### What is needed
Track down the lines that contain "Core" and copy them.

# # #

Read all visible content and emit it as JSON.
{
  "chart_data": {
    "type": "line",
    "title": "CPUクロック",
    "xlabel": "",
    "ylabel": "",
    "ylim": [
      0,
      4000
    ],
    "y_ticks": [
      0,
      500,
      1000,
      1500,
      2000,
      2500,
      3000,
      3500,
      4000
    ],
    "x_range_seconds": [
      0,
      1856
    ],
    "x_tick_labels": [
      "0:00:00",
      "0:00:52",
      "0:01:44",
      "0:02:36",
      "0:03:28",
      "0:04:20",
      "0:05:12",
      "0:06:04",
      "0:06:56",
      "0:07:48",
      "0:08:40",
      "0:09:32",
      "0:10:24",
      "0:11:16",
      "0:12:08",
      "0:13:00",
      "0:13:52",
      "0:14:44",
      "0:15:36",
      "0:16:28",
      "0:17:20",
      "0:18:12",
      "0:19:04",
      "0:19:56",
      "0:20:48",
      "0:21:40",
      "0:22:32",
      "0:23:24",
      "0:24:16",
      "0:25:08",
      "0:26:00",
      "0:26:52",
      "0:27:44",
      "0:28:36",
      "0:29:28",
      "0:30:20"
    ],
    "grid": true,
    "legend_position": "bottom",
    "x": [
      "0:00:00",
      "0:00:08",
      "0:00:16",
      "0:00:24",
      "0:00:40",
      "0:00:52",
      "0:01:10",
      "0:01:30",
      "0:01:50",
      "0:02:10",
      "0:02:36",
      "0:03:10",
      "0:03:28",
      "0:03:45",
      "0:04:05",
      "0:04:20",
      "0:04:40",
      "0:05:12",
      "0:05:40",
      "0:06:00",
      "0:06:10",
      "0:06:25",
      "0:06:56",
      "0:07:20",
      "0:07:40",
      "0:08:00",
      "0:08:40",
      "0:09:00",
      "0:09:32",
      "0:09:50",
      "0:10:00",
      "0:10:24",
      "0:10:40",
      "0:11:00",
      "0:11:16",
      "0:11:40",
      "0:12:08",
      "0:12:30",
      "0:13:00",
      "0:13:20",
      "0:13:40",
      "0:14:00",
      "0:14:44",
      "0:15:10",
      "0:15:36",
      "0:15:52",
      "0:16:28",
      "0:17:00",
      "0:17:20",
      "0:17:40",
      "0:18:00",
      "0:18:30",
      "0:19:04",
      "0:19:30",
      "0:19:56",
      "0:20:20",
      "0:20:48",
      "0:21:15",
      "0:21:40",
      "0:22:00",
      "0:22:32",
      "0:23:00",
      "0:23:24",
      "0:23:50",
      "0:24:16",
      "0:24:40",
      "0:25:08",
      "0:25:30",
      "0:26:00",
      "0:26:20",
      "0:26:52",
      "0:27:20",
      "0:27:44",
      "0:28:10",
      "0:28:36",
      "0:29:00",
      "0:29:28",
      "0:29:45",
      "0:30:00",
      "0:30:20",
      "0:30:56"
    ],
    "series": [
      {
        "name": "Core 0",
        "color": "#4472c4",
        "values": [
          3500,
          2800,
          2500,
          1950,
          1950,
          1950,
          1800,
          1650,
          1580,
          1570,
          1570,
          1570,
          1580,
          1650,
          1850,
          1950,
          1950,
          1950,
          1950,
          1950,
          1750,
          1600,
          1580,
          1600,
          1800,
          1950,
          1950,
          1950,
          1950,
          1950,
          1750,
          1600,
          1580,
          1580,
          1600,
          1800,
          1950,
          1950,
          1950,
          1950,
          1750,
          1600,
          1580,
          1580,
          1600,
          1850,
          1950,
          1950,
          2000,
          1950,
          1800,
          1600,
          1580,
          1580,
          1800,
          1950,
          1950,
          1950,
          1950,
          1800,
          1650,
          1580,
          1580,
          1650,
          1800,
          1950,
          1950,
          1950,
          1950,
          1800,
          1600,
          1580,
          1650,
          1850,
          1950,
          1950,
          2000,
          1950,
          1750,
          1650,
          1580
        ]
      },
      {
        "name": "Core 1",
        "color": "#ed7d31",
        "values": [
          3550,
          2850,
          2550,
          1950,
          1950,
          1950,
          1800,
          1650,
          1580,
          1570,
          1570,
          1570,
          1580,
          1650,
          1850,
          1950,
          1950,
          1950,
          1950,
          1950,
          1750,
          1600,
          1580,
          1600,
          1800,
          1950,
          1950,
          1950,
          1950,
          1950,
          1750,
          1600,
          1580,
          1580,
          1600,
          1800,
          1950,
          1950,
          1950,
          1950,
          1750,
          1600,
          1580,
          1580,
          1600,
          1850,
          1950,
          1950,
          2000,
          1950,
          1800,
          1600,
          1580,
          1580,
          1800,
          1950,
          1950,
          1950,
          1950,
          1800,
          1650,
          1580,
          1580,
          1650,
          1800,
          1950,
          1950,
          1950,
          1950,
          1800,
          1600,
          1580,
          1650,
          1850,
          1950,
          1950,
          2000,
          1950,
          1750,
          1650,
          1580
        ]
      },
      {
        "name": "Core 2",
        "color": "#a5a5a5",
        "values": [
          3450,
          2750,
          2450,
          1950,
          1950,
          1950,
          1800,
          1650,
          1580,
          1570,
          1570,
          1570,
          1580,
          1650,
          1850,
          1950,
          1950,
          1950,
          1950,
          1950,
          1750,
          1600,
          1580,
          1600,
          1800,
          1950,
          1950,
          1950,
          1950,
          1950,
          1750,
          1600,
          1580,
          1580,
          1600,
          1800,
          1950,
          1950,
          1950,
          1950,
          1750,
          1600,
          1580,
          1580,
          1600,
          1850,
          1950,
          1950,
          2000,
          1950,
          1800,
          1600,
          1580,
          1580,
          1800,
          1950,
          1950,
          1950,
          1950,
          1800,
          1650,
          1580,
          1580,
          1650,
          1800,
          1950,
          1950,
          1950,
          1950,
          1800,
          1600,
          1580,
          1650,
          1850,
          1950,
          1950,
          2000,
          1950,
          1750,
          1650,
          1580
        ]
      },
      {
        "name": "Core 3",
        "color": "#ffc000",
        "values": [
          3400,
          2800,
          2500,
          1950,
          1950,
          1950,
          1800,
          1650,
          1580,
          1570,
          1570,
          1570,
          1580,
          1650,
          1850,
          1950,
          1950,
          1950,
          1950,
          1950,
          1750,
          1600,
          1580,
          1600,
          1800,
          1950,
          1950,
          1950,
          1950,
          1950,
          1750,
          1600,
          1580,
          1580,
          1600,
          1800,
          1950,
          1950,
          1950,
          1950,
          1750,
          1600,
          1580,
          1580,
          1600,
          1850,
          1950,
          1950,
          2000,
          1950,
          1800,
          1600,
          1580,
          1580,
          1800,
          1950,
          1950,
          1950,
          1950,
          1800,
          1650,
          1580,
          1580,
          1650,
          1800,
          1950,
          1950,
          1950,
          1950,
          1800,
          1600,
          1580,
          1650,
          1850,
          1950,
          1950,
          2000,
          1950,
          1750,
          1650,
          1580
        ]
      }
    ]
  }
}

# # #

### Problem solution
        "name": "Core 0",
        "name": "Core 1",
        "name": "Core 2",
        "name": "Core 3",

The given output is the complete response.